• [Exercise aim]:
Copy out all lines carrying the word "Liverpool".
· · ·
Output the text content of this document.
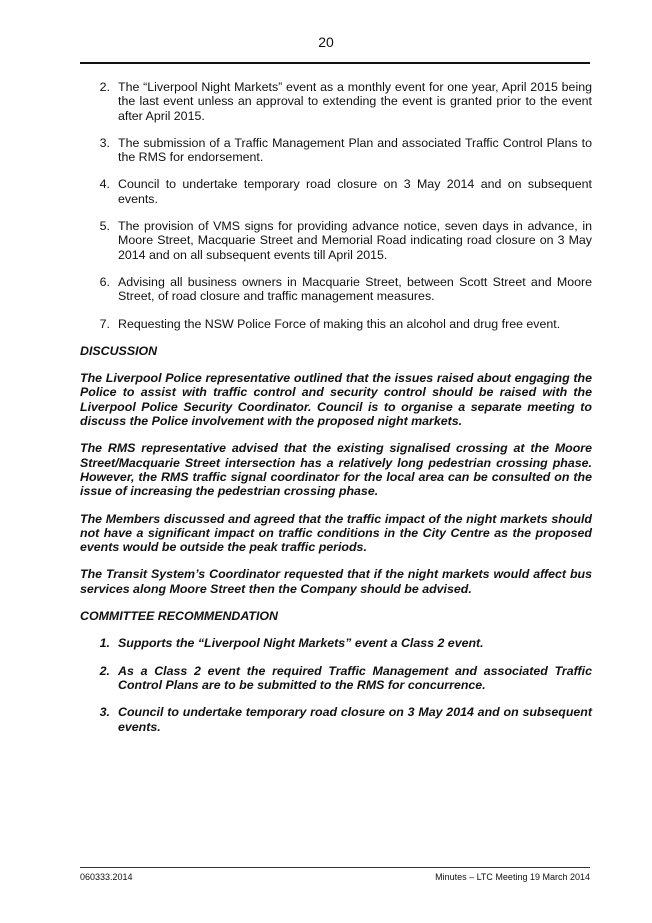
20
2. The “Liverpool Night Markets” event as a monthly event for one year, April 2015 being the last event unless an approval to extending the event is granted prior to the event after April 2015.
3. The submission of a Traffic Management Plan and associated Traffic Control Plans to the RMS for endorsement.
4. Council to undertake temporary road closure on 3 May 2014 and on subsequent events.
5. The provision of VMS signs for providing advance notice, seven days in advance, in Moore Street, Macquarie Street and Memorial Road indicating road closure on 3 May 2014 and on all subsequent events till April 2015.
6. Advising all business owners in Macquarie Street, between Scott Street and Moore Street, of road closure and traffic management measures.
7. Requesting the NSW Police Force of making this an alcohol and drug free event.

DISCUSSION

The Liverpool Police representative outlined that the issues raised about engaging the Police to assist with traffic control and security control should be raised with the Liverpool Police Security Coordinator. Council is to organise a separate meeting to discuss the Police involvement with the proposed night markets.

The RMS representative advised that the existing signalised crossing at the Moore Street/Macquarie Street intersection has a relatively long pedestrian crossing phase. However, the RMS traffic signal coordinator for the local area can be consulted on the issue of increasing the pedestrian crossing phase.

The Members discussed and agreed that the traffic impact of the night markets should not have a significant impact on traffic conditions in the City Centre as the proposed events would be outside the peak traffic periods.

The Transit System’s Coordinator requested that if the night markets would affect bus services along Moore Street then the Company should be advised.

COMMITTEE RECOMMENDATION

1. Supports the “Liverpool Night Markets” event a Class 2 event.
2. As a Class 2 event the required Traffic Management and associated Traffic Control Plans are to be submitted to the RMS for concurrence.
3. Council to undertake temporary road closure on 3 May 2014 and on subsequent events.
060333.2014	Minutes – LTC Meeting 19 March 2014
· · ·
• [Exercise output]:
2. The “Liverpool Night Markets” event as a monthly event for one year, April 2015 being the last event unless an approval to extending the event is granted prior to the event after April 2015.
The Liverpool Police representative outlined that the issues raised about engaging the Police to assist with traffic control and security control should be raised with the Liverpool Police Security Coordinator. Council is to organise a separate meeting to discuss the Police involvement with the proposed night markets.
1. Supports the “Liverpool Night Markets” event a Class 2 event.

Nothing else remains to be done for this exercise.